- **To be done**
Using the listing below, select the lines with the word "labels" and copy them.

[Data extracted from a collection]

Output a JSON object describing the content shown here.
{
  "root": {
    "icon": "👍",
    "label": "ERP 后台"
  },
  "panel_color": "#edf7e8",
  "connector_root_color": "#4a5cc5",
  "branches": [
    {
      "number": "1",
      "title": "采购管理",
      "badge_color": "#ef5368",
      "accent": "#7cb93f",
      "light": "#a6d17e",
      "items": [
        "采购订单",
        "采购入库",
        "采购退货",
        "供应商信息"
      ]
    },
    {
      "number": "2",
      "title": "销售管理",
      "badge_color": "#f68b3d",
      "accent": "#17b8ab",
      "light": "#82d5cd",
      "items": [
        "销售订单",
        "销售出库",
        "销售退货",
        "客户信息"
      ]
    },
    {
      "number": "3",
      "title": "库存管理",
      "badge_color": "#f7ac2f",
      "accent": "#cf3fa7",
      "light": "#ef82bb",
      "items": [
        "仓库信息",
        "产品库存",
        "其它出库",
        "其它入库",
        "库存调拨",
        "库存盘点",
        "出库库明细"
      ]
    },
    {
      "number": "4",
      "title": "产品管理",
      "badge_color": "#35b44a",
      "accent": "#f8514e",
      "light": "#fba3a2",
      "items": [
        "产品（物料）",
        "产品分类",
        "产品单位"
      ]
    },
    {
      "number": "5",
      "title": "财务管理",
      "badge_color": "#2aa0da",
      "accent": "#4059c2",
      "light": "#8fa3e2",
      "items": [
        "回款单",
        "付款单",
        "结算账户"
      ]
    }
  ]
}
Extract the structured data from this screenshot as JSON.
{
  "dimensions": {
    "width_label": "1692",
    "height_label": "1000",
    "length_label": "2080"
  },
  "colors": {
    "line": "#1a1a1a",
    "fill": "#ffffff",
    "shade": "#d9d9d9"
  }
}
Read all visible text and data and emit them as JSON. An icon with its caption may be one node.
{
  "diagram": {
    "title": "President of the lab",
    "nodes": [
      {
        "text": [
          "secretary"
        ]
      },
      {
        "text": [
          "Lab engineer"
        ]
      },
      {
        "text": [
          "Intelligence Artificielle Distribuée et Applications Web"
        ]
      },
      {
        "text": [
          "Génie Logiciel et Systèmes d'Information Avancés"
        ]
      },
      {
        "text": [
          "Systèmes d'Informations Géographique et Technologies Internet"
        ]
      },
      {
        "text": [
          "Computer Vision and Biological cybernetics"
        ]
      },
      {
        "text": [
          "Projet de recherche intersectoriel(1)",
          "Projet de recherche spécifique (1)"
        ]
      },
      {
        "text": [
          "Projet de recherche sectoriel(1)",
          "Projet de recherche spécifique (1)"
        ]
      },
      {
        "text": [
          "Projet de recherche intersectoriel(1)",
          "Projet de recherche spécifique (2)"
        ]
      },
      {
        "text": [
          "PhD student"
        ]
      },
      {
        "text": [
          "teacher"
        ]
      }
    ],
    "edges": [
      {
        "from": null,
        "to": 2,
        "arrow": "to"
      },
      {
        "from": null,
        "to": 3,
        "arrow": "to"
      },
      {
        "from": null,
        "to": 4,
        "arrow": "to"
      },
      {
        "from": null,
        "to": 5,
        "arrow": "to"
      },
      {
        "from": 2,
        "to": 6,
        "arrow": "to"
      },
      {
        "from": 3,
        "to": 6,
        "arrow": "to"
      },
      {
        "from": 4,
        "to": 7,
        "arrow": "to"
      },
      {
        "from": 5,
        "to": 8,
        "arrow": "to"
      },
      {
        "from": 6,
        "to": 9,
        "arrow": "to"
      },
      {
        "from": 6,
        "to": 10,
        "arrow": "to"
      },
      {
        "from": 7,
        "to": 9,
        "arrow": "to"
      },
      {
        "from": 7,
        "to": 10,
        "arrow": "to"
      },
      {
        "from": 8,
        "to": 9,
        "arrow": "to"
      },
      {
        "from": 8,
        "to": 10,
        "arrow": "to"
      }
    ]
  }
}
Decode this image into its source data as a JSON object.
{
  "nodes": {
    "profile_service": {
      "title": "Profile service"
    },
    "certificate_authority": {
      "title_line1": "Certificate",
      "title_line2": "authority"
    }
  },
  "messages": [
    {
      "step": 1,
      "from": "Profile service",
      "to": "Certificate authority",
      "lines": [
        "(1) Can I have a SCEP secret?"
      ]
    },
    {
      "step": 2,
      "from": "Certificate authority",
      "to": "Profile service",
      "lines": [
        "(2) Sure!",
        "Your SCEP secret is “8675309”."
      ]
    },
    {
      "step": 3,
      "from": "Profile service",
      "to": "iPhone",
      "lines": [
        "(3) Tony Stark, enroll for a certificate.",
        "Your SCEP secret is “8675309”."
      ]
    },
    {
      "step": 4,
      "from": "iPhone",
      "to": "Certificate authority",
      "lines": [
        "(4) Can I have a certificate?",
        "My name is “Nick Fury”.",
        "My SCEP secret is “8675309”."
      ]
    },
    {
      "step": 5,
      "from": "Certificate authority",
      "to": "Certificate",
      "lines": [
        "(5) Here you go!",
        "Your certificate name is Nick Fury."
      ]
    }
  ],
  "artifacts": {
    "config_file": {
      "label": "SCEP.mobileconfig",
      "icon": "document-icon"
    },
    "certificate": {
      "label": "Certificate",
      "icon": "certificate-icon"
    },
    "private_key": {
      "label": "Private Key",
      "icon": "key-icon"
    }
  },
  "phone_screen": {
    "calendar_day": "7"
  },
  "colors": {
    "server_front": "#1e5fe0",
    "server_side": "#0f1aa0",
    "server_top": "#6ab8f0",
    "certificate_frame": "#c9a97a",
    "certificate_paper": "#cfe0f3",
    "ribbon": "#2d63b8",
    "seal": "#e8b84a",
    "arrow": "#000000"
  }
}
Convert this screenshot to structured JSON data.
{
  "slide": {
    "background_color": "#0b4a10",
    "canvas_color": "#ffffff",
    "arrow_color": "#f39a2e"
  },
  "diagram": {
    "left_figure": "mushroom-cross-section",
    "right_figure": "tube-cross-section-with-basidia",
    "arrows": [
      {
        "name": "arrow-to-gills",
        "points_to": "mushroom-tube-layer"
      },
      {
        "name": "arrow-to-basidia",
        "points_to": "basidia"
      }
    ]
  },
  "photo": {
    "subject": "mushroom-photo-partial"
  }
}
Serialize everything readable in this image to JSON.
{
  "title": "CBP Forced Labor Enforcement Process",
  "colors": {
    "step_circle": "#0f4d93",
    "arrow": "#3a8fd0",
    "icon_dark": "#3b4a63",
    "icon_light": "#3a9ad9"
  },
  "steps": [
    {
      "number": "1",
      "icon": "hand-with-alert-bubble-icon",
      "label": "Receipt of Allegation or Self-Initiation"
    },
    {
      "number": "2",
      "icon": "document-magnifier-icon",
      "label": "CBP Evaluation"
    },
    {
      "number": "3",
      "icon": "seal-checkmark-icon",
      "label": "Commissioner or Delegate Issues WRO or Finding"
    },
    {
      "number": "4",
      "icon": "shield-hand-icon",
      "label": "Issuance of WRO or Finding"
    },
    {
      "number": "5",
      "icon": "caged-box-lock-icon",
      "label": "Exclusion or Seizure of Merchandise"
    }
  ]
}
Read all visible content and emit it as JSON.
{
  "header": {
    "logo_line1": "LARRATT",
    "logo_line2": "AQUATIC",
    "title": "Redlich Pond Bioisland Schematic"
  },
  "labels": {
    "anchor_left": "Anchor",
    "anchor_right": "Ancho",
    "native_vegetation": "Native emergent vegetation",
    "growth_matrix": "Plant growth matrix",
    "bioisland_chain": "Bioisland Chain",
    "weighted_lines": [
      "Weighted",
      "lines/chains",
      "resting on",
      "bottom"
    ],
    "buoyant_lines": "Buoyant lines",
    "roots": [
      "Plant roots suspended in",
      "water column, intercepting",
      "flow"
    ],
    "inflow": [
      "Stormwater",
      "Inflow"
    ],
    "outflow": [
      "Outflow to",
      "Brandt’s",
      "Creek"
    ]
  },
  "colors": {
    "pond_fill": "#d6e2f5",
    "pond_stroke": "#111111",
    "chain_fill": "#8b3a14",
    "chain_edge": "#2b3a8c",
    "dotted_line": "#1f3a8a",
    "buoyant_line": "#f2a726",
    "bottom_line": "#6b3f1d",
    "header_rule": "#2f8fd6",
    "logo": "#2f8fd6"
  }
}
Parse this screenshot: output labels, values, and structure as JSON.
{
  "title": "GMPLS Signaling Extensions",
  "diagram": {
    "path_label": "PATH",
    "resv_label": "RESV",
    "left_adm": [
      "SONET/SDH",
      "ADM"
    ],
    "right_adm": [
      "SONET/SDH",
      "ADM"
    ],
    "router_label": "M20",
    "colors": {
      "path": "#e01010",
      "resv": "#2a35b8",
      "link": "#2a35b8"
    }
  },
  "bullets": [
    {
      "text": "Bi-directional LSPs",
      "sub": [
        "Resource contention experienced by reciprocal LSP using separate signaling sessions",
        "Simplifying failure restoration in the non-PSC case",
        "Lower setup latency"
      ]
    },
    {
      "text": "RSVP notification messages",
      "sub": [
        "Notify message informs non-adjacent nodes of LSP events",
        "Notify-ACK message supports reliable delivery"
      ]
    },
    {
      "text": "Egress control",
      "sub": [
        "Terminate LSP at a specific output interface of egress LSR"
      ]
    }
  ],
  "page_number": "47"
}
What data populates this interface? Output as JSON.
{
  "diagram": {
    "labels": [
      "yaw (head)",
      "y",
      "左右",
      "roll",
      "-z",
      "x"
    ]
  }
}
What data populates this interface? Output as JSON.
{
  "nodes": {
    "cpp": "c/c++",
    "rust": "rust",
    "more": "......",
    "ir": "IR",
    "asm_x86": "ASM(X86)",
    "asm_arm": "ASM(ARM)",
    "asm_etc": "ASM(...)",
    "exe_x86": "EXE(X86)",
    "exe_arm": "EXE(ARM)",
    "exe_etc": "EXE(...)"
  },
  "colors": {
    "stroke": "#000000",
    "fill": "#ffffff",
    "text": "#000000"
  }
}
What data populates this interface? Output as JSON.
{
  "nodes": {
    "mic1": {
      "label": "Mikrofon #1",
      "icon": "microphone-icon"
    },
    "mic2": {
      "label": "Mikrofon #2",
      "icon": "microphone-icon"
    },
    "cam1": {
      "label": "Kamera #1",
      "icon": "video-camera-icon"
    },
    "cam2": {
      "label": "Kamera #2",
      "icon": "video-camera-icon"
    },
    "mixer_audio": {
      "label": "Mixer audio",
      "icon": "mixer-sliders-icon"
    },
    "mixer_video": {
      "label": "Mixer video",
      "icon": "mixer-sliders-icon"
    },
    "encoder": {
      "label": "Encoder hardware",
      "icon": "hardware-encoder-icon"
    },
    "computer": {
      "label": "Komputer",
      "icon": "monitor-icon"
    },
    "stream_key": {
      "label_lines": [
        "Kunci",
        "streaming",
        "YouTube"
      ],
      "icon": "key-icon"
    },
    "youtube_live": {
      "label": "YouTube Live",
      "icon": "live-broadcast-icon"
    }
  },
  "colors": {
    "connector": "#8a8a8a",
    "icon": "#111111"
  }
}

- **Exercise result**
  "labels": {
Parse this screenshot: output labels, values, and structure as JSON.
    "labels": [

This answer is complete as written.